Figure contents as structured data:

▼

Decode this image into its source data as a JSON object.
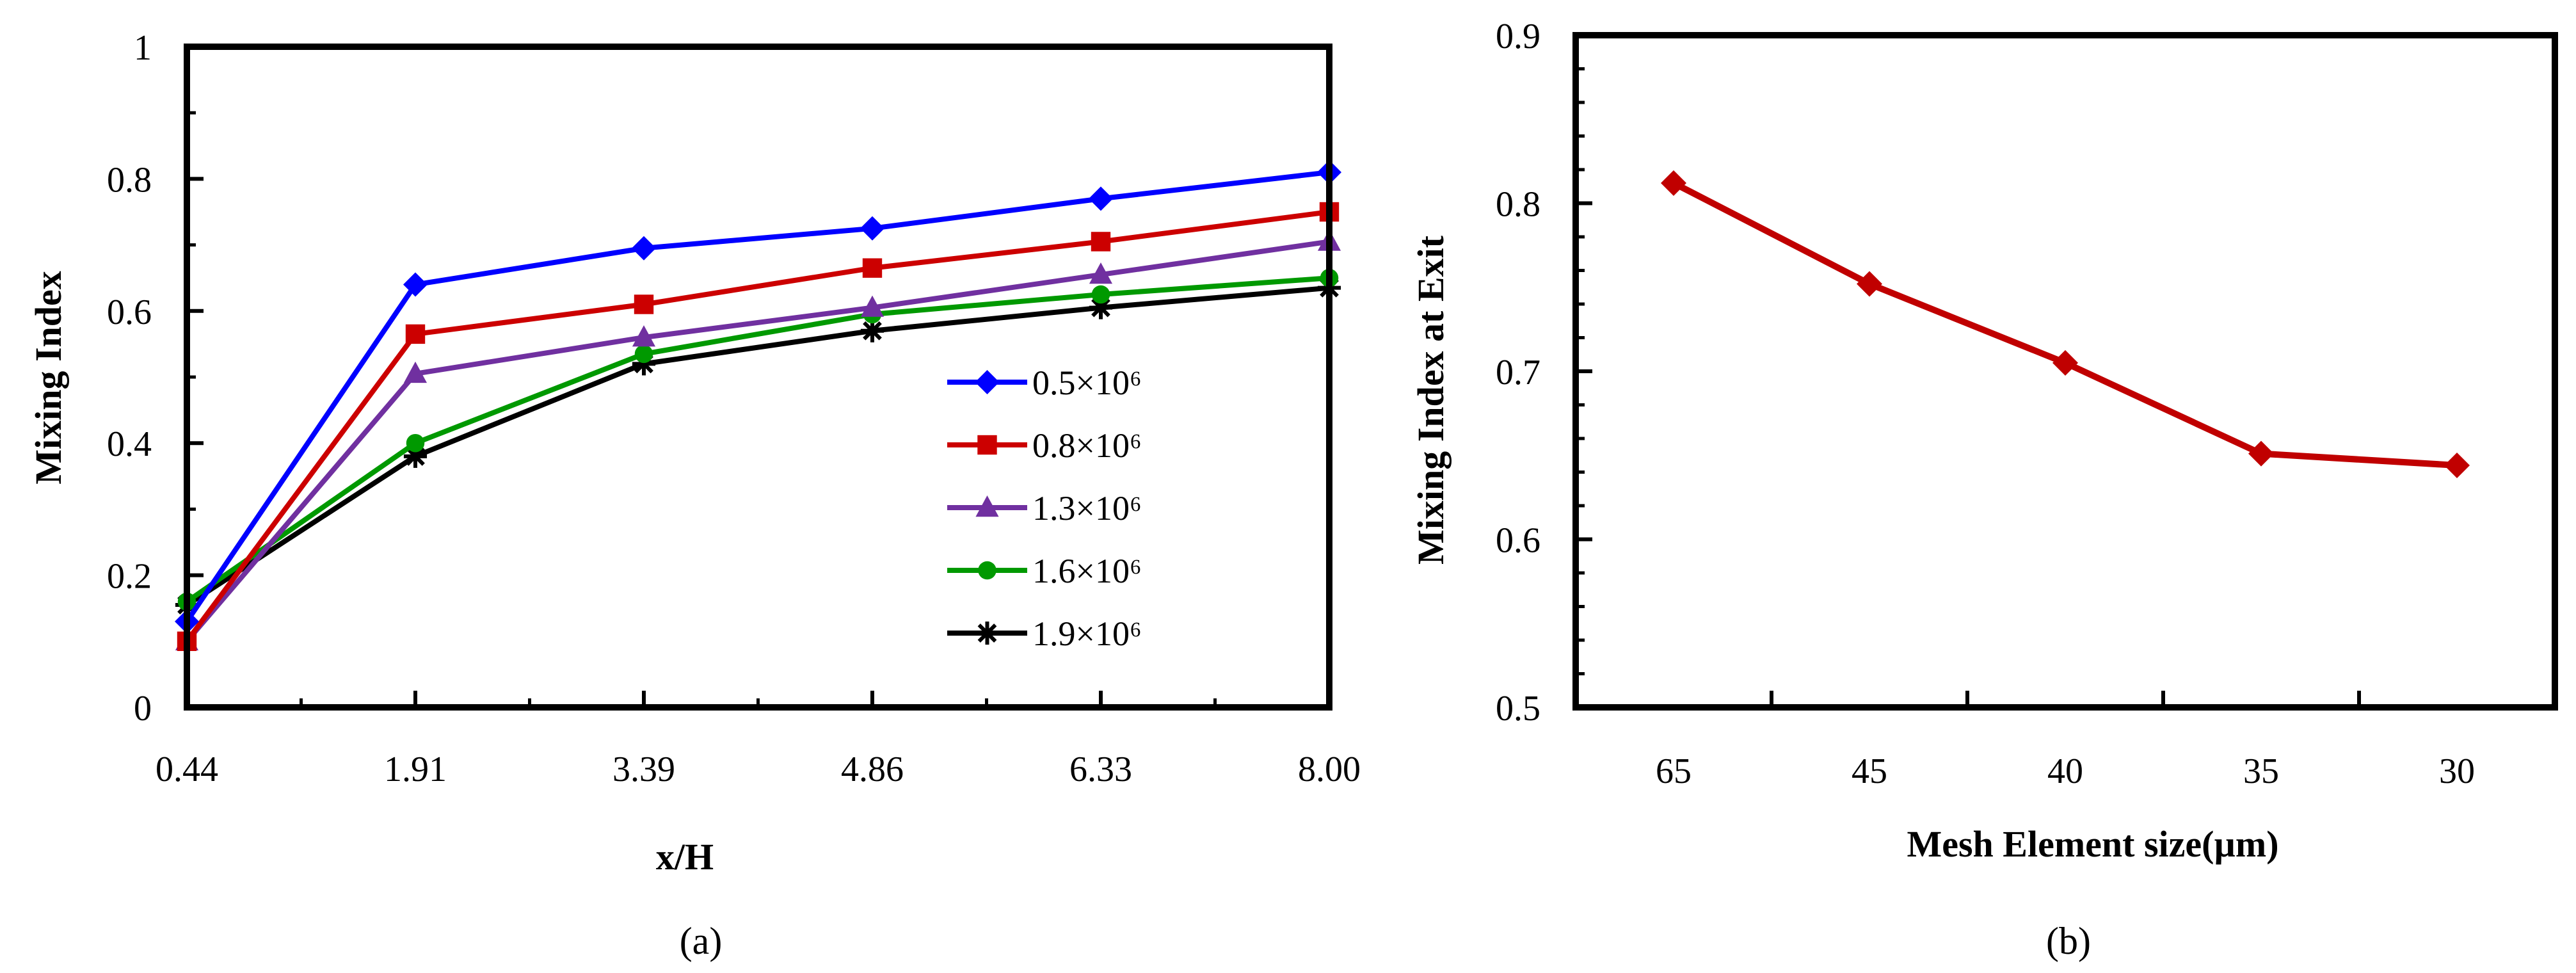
{
  "chart_data": [
    {
      "type": "line",
      "panel": "(a)",
      "title": "",
      "xlabel": "x/H",
      "ylabel": "Mixing Index",
      "categories": [
        "0.44",
        "1.91",
        "3.39",
        "4.86",
        "6.33",
        "8.00"
      ],
      "ylim": [
        0,
        1
      ],
      "yticks": [
        "0",
        "0.2",
        "0.4",
        "0.6",
        "0.8",
        "1"
      ],
      "yticks_values": [
        0,
        0.2,
        0.4,
        0.6,
        0.8,
        1
      ],
      "legend_position": "center-right",
      "series": [
        {
          "name": "0.5×10⁶",
          "color": "#0000FF",
          "marker": "diamond",
          "values": [
            0.13,
            0.64,
            0.695,
            0.725,
            0.77,
            0.81
          ]
        },
        {
          "name": "0.8×10⁶",
          "color": "#CC0000",
          "marker": "square",
          "values": [
            0.1,
            0.565,
            0.61,
            0.665,
            0.705,
            0.75
          ]
        },
        {
          "name": "1.3×10⁶",
          "color": "#7030A0",
          "marker": "triangle",
          "values": [
            0.1,
            0.505,
            0.56,
            0.605,
            0.655,
            0.705
          ]
        },
        {
          "name": "1.6×10⁶",
          "color": "#009900",
          "marker": "circle",
          "values": [
            0.16,
            0.4,
            0.535,
            0.595,
            0.625,
            0.65
          ]
        },
        {
          "name": "1.9×10⁶",
          "color": "#000000",
          "marker": "star",
          "values": [
            0.155,
            0.38,
            0.52,
            0.57,
            0.605,
            0.635
          ]
        }
      ]
    },
    {
      "type": "line",
      "panel": "(b)",
      "title": "",
      "xlabel": "Mesh Element size(µm)",
      "ylabel": "Mixing Index at Exit",
      "categories": [
        "65",
        "45",
        "40",
        "35",
        "30"
      ],
      "ylim": [
        0.5,
        0.9
      ],
      "yticks": [
        "0.5",
        "0.6",
        "0.7",
        "0.8",
        "0.9"
      ],
      "yticks_values": [
        0.5,
        0.6,
        0.7,
        0.8,
        0.9
      ],
      "series": [
        {
          "name": "Mixing Index at Exit",
          "color": "#C00000",
          "marker": "diamond",
          "values": [
            0.812,
            0.752,
            0.705,
            0.651,
            0.644
          ]
        }
      ]
    }
  ],
  "captions": [
    "(a)",
    "(b)"
  ]
}
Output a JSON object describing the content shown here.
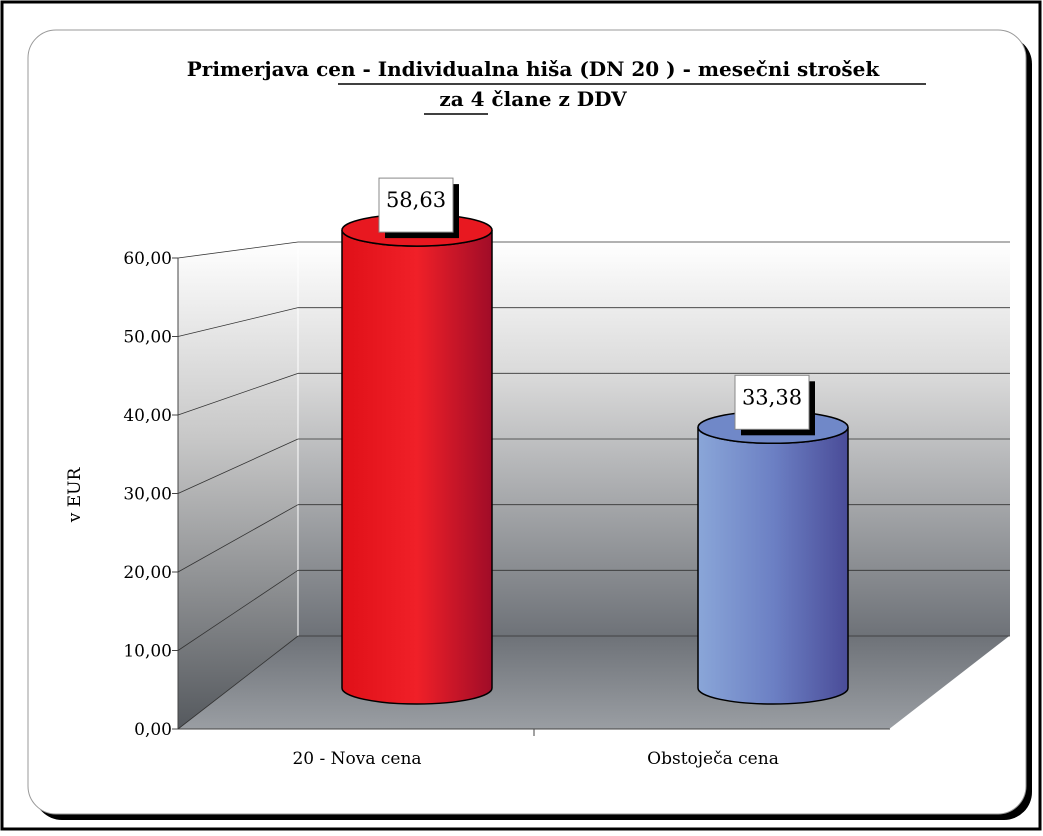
{
  "chart_data": {
    "type": "bar3d",
    "title": [
      "Primerjava cen - Individualna hiša (DN 20 ) - mesečni strošek",
      "za 4 člane z DDV"
    ],
    "ylabel": "v EUR",
    "categories": [
      "20 - Nova cena",
      "Obstoječa cena"
    ],
    "values": [
      58.63,
      33.38
    ],
    "value_labels": [
      "58,63",
      "33,38"
    ],
    "colors": [
      "#e81820",
      "#7088c8"
    ],
    "ylim": [
      0,
      60
    ],
    "yticks": [
      {
        "value": 0,
        "label": "0,00"
      },
      {
        "value": 10,
        "label": "10,00"
      },
      {
        "value": 20,
        "label": "20,00"
      },
      {
        "value": 30,
        "label": "30,00"
      },
      {
        "value": 40,
        "label": "40,00"
      },
      {
        "value": 50,
        "label": "50,00"
      },
      {
        "value": 60,
        "label": "60,00"
      }
    ],
    "grid": true
  }
}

▲

Your instructions: Replicate the material above verbatim; images stay out of the copy.

Output of the exercise:
Decode this image into its source data as a JSON object.
{
  "chart_data": [
    {
      "type": "line",
      "panel": "(a)",
      "title": "",
      "xlabel": "x/H",
      "ylabel": "Mixing Index",
      "categories": [
        "0.44",
        "1.91",
        "3.39",
        "4.86",
        "6.33",
        "8.00"
      ],
      "ylim": [
        0,
        1
      ],
      "yticks": [
        "0",
        "0.2",
        "0.4",
        "0.6",
        "0.8",
        "1"
      ],
      "yticks_values": [
        0,
        0.2,
        0.4,
        0.6,
        0.8,
        1
      ],
      "legend_position": "center-right",
      "series": [
        {
          "name": "0.5×10⁶",
          "color": "#0000FF",
          "marker": "diamond",
          "values": [
            0.13,
            0.64,
            0.695,
            0.725,
            0.77,
            0.81
          ]
        },
        {
          "name": "0.8×10⁶",
          "color": "#CC0000",
          "marker": "square",
          "values": [
            0.1,
            0.565,
            0.61,
            0.665,
            0.705,
            0.75
          ]
        },
        {
          "name": "1.3×10⁶",
          "color": "#7030A0",
          "marker": "triangle",
          "values": [
            0.1,
            0.505,
            0.56,
            0.605,
            0.655,
            0.705
          ]
        },
        {
          "name": "1.6×10⁶",
          "color": "#009900",
          "marker": "circle",
          "values": [
            0.16,
            0.4,
            0.535,
            0.595,
            0.625,
            0.65
          ]
        },
        {
          "name": "1.9×10⁶",
          "color": "#000000",
          "marker": "star",
          "values": [
            0.155,
            0.38,
            0.52,
            0.57,
            0.605,
            0.635
          ]
        }
      ]
    },
    {
      "type": "line",
      "panel": "(b)",
      "title": "",
      "xlabel": "Mesh Element size(µm)",
      "ylabel": "Mixing Index at Exit",
      "categories": [
        "65",
        "45",
        "40",
        "35",
        "30"
      ],
      "ylim": [
        0.5,
        0.9
      ],
      "yticks": [
        "0.5",
        "0.6",
        "0.7",
        "0.8",
        "0.9"
      ],
      "yticks_values": [
        0.5,
        0.6,
        0.7,
        0.8,
        0.9
      ],
      "series": [
        {
          "name": "Mixing Index at Exit",
          "color": "#C00000",
          "marker": "diamond",
          "values": [
            0.812,
            0.752,
            0.705,
            0.651,
            0.644
          ]
        }
      ]
    }
  ],
  "captions": [
    "(a)",
    "(b)"
  ]
}
Output a JSON object describing the content shown here.
{
  "chart_data": {
    "type": "bar3d",
    "title": [
      "Primerjava cen - Individualna hiša (DN 20 ) - mesečni strošek",
      "za 4 člane z DDV"
    ],
    "ylabel": "v EUR",
    "categories": [
      "20 - Nova cena",
      "Obstoječa cena"
    ],
    "values": [
      58.63,
      33.38
    ],
    "value_labels": [
      "58,63",
      "33,38"
    ],
    "colors": [
      "#e81820",
      "#7088c8"
    ],
    "ylim": [
      0,
      60
    ],
    "yticks": [
      {
        "value": 0,
        "label": "0,00"
      },
      {
        "value": 10,
        "label": "10,00"
      },
      {
        "value": 20,
        "label": "20,00"
      },
      {
        "value": 30,
        "label": "30,00"
      },
      {
        "value": 40,
        "label": "40,00"
      },
      {
        "value": 50,
        "label": "50,00"
      },
      {
        "value": 60,
        "label": "60,00"
      }
    ],
    "grid": true
  }
}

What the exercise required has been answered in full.